■ Task statement ■
Every line of the records below should be restated exactly.

■ Entries supplied ■
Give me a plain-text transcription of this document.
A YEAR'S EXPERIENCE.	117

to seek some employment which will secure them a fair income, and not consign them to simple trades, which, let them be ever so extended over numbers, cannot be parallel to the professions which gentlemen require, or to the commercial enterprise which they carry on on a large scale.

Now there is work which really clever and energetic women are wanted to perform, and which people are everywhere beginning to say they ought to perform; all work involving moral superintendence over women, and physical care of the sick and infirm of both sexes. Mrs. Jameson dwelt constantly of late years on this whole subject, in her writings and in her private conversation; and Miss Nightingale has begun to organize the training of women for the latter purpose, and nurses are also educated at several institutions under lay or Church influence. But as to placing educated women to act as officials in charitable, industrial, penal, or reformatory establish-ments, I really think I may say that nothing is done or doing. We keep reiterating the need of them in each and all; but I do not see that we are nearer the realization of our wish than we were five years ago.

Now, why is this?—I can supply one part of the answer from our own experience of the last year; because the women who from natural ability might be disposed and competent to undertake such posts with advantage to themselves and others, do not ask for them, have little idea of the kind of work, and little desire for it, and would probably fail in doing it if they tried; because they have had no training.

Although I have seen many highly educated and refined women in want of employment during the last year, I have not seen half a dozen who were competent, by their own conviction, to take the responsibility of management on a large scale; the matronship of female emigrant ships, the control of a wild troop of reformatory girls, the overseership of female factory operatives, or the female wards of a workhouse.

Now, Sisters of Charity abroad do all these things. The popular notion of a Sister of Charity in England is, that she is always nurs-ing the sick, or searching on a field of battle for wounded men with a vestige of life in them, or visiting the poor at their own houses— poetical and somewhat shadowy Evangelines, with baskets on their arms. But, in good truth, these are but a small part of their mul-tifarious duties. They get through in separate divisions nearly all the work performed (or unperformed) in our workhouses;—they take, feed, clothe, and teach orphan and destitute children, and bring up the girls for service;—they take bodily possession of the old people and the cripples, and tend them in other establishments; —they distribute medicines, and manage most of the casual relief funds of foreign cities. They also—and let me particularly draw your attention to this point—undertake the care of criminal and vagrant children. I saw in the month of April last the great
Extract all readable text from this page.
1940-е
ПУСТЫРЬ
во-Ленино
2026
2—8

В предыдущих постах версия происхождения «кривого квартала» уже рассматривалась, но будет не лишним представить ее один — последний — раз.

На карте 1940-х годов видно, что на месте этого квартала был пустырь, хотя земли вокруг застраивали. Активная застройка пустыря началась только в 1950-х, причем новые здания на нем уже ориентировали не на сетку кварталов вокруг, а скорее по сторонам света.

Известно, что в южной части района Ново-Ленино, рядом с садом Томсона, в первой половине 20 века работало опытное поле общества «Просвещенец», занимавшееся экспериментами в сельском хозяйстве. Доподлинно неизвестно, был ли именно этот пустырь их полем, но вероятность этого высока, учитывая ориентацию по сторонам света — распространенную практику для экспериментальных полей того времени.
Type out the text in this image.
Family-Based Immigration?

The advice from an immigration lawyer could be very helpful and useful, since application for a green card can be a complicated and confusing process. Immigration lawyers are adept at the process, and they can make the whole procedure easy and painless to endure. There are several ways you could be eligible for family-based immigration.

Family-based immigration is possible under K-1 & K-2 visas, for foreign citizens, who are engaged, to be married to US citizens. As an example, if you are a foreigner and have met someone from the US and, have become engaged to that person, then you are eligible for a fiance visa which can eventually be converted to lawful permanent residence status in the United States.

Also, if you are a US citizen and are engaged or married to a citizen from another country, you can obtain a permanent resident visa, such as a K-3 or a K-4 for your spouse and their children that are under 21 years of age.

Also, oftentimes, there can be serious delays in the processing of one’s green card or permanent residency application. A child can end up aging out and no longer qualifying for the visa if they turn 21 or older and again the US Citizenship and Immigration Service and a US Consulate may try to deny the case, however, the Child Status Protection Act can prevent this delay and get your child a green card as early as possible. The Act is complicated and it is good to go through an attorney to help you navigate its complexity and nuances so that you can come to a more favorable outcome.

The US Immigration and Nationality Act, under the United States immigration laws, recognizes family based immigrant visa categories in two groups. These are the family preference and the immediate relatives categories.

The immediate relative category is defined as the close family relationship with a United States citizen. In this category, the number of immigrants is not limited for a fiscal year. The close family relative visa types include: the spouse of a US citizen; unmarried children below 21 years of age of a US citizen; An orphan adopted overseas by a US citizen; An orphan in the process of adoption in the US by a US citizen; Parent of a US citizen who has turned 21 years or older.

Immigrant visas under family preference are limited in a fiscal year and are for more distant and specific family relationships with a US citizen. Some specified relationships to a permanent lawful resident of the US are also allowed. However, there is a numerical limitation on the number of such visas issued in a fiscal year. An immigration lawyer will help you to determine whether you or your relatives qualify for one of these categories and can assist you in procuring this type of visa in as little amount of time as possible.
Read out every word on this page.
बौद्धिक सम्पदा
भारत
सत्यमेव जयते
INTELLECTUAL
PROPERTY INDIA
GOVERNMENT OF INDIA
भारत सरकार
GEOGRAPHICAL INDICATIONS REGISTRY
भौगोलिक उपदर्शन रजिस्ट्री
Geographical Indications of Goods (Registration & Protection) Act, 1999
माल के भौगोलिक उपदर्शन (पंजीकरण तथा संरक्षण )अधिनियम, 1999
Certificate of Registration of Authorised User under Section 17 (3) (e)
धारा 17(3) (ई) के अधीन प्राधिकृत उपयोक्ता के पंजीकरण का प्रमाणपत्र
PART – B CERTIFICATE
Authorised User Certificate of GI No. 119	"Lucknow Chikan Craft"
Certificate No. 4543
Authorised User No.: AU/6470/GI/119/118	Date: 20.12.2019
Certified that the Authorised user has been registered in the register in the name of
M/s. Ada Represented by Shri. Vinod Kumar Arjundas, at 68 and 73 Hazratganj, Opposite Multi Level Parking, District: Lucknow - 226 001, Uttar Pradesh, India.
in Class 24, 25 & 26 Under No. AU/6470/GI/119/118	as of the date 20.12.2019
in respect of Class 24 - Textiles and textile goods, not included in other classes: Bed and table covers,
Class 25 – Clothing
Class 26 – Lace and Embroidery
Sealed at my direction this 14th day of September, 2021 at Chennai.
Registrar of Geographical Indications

■ Response ■
Give me a plain-text transcription of this document.
A YEAR'S EXPERIENCE.	117

to seek some employment which will secure them a fair income, and not consign them to simple trades, which, let them be ever so extended over numbers, cannot be parallel to the professions which gentlemen require, or to the commercial enterprise which they carry on on a large scale.

Now there is work which really clever and energetic women are wanted to perform, and which people are everywhere beginning to say they ought to perform; all work involving moral superintendence over women, and physical care of the sick and infirm of both sexes. Mrs. Jameson dwelt constantly of late years on this whole subject, in her writings and in her private conversation; and Miss Nightingale has begun to organize the training of women for the latter purpose, and nurses are also educated at several institutions under lay or Church influence. But as to placing educated women to act as officials in charitable, industrial, penal, or reformatory establish-ments, I really think I may say that nothing is done or doing. We keep reiterating the need of them in each and all; but I do not see that we are nearer the realization of our wish than we were five years ago.

Now, why is this?—I can supply one part of the answer from our own experience of the last year; because the women who from natural ability might be disposed and competent to undertake such posts with advantage to themselves and others, do not ask for them, have little idea of the kind of work, and little desire for it, and would probably fail in doing it if they tried; because they have had no training.

Although I have seen many highly educated and refined women in want of employment during the last year, I have not seen half a dozen who were competent, by their own conviction, to take the responsibility of management on a large scale; the matronship of female emigrant ships, the control of a wild troop of reformatory girls, the overseership of female factory operatives, or the female wards of a workhouse.

Now, Sisters of Charity abroad do all these things. The popular notion of a Sister of Charity in England is, that she is always nurs-ing the sick, or searching on a field of battle for wounded men with a vestige of life in them, or visiting the poor at their own houses— poetical and somewhat shadowy Evangelines, with baskets on their arms. But, in good truth, these are but a small part of their mul-tifarious duties. They get through in separate divisions nearly all the work performed (or unperformed) in our workhouses;—they take, feed, clothe, and teach orphan and destitute children, and bring up the girls for service;—they take bodily possession of the old people and the cripples, and tend them in other establishments; —they distribute medicines, and manage most of the casual relief funds of foreign cities. They also—and let me particularly draw your attention to this point—undertake the care of criminal and vagrant children. I saw in the month of April last the great
Extract all readable text from this page.
1940-е
ПУСТЫРЬ
во-Ленино
2026
2—8

В предыдущих постах версия происхождения «кривого квартала» уже рассматривалась, но будет не лишним представить ее один — последний — раз.

На карте 1940-х годов видно, что на месте этого квартала был пустырь, хотя земли вокруг застраивали. Активная застройка пустыря началась только в 1950-х, причем новые здания на нем уже ориентировали не на сетку кварталов вокруг, а скорее по сторонам света.

Известно, что в южной части района Ново-Ленино, рядом с садом Томсона, в первой половине 20 века работало опытное поле общества «Просвещенец», занимавшееся экспериментами в сельском хозяйстве. Доподлинно неизвестно, был ли именно этот пустырь их полем, но вероятность этого высока, учитывая ориентацию по сторонам света — распространенную практику для экспериментальных полей того времени.
Type out the text in this image.
Family-Based Immigration?

The advice from an immigration lawyer could be very helpful and useful, since application for a green card can be a complicated and confusing process. Immigration lawyers are adept at the process, and they can make the whole procedure easy and painless to endure. There are several ways you could be eligible for family-based immigration.

Family-based immigration is possible under K-1 & K-2 visas, for foreign citizens, who are engaged, to be married to US citizens. As an example, if you are a foreigner and have met someone from the US and, have become engaged to that person, then you are eligible for a fiance visa which can eventually be converted to lawful permanent residence status in the United States.

Also, if you are a US citizen and are engaged or married to a citizen from another country, you can obtain a permanent resident visa, such as a K-3 or a K-4 for your spouse and their children that are under 21 years of age.

Also, oftentimes, there can be serious delays in the processing of one’s green card or permanent residency application. A child can end up aging out and no longer qualifying for the visa if they turn 21 or older and again the US Citizenship and Immigration Service and a US Consulate may try to deny the case, however, the Child Status Protection Act can prevent this delay and get your child a green card as early as possible. The Act is complicated and it is good to go through an attorney to help you navigate its complexity and nuances so that you can come to a more favorable outcome.

The US Immigration and Nationality Act, under the United States immigration laws, recognizes family based immigrant visa categories in two groups. These are the family preference and the immediate relatives categories.

The immediate relative category is defined as the close family relationship with a United States citizen. In this category, the number of immigrants is not limited for a fiscal year. The close family relative visa types include: the spouse of a US citizen; unmarried children below 21 years of age of a US citizen; An orphan adopted overseas by a US citizen; An orphan in the process of adoption in the US by a US citizen; Parent of a US citizen who has turned 21 years or older.

Immigrant visas under family preference are limited in a fiscal year and are for more distant and specific family relationships with a US citizen. Some specified relationships to a permanent lawful resident of the US are also allowed. However, there is a numerical limitation on the number of such visas issued in a fiscal year. An immigration lawyer will help you to determine whether you or your relatives qualify for one of these categories and can assist you in procuring this type of visa in as little amount of time as possible.
Read out every word on this page.
बौद्धिक सम्पदा
भारत
सत्यमेव जयते
INTELLECTUAL
PROPERTY INDIA
GOVERNMENT OF INDIA
भारत सरकार
GEOGRAPHICAL INDICATIONS REGISTRY
भौगोलिक उपदर्शन रजिस्ट्री
Geographical Indications of Goods (Registration & Protection) Act, 1999
माल के भौगोलिक उपदर्शन (पंजीकरण तथा संरक्षण )अधिनियम, 1999
Certificate of Registration of Authorised User under Section 17 (3) (e)
धारा 17(3) (ई) के अधीन प्राधिकृत उपयोक्ता के पंजीकरण का प्रमाणपत्र
PART – B CERTIFICATE
Authorised User Certificate of GI No. 119	"Lucknow Chikan Craft"
Certificate No. 4543
Authorised User No.: AU/6470/GI/119/118	Date: 20.12.2019
Certified that the Authorised user has been registered in the register in the name of
M/s. Ada Represented by Shri. Vinod Kumar Arjundas, at 68 and 73 Hazratganj, Opposite Multi Level Parking, District: Lucknow - 226 001, Uttar Pradesh, India.
in Class 24, 25 & 26 Under No. AU/6470/GI/119/118	as of the date 20.12.2019
in respect of Class 24 - Textiles and textile goods, not included in other classes: Bed and table covers,
Class 25 – Clothing
Class 26 – Lace and Embroidery
Sealed at my direction this 14th day of September, 2021 at Chennai.
Registrar of Geographical Indications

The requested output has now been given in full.